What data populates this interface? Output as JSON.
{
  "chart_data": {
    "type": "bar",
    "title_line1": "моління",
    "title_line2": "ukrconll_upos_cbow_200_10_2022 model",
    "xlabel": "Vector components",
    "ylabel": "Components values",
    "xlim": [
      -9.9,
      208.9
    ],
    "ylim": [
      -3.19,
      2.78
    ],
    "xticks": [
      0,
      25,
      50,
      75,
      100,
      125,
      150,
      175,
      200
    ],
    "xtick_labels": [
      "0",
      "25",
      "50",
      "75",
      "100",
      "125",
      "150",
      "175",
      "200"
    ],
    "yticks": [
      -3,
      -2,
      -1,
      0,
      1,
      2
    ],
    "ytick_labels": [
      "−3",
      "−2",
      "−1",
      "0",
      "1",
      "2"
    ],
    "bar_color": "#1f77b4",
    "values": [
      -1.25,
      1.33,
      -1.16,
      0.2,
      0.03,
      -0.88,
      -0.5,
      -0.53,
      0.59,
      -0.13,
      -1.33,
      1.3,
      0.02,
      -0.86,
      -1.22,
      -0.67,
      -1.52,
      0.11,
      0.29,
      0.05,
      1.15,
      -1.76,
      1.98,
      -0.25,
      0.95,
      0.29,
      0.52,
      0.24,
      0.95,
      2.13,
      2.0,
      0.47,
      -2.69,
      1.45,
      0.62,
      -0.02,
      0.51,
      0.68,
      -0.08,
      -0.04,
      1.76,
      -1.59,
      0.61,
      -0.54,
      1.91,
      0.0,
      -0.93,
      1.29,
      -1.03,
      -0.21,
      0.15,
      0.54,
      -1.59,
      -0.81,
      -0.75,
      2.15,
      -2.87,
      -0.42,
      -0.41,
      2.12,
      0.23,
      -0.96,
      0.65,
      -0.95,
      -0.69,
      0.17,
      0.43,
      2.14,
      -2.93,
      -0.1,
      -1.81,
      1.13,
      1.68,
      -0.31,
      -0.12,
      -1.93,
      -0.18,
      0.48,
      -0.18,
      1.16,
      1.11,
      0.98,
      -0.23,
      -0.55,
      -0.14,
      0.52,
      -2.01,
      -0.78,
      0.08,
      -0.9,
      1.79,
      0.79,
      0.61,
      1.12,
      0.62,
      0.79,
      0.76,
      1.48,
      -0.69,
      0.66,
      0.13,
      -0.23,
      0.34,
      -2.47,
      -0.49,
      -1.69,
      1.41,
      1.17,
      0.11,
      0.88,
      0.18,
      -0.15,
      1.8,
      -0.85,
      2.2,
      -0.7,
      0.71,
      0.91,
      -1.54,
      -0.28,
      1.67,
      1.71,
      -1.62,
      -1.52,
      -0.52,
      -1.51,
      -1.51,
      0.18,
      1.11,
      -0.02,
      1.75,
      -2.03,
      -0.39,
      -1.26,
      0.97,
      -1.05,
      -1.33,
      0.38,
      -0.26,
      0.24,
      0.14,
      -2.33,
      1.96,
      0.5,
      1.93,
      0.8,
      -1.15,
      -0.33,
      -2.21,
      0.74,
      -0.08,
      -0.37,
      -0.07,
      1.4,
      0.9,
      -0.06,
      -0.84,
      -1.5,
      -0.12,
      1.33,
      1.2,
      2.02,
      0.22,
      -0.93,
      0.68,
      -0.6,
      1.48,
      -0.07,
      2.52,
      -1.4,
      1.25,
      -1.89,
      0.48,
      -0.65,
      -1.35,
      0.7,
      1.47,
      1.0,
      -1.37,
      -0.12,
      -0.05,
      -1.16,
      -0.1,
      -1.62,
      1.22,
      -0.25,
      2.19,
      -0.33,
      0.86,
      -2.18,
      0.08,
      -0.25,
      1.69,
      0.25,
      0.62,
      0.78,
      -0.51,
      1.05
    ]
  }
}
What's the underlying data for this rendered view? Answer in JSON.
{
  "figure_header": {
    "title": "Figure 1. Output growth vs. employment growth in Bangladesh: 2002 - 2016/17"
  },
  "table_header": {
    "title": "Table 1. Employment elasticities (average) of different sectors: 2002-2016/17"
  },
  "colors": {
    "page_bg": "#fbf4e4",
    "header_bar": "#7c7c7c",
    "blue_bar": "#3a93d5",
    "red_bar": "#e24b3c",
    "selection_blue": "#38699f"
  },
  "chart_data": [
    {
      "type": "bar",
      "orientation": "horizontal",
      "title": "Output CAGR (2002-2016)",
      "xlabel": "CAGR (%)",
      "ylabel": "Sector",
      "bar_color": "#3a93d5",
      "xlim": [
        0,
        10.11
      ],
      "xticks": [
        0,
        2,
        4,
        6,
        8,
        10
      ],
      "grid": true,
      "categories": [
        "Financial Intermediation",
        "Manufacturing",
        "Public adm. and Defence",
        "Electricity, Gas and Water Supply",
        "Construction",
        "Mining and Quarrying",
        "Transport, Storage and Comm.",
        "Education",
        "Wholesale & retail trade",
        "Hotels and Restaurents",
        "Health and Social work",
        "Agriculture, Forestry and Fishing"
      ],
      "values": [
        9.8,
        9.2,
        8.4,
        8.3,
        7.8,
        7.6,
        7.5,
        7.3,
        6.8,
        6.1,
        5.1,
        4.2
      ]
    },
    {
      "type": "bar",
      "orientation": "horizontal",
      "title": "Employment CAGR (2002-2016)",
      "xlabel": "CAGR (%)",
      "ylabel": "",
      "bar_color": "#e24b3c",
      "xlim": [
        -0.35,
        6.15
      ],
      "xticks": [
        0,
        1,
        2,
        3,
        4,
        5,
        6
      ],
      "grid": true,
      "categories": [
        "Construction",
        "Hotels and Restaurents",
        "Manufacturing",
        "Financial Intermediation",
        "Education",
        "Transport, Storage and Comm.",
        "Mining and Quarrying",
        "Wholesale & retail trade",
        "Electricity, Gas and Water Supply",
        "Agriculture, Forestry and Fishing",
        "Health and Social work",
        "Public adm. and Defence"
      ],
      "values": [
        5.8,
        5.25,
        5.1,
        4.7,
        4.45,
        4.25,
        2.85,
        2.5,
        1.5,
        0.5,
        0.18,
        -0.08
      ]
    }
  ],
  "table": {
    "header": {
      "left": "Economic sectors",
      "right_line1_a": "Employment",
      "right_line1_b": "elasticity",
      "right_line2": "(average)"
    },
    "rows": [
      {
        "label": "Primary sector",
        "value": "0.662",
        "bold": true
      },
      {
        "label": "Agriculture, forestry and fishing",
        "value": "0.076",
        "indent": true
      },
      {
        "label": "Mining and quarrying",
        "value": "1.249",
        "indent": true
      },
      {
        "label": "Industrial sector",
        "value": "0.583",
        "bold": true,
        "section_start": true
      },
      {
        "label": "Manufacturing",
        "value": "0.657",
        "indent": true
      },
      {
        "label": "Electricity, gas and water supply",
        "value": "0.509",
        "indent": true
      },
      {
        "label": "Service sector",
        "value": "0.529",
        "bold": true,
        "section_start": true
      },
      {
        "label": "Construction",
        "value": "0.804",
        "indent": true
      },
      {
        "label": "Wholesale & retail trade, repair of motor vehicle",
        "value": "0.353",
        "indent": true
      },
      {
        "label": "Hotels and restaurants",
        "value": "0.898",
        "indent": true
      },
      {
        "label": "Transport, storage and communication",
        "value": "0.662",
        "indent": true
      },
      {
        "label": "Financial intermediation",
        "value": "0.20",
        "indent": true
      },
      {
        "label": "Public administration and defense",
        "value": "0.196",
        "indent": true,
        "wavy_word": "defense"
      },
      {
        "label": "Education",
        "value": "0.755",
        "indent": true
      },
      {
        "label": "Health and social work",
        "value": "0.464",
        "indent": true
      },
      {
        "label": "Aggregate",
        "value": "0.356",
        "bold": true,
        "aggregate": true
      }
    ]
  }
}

= = = = = = =

> Written task: Exactly how many lines contain "defense"? State the number and nothing else.

> Worked answer: 2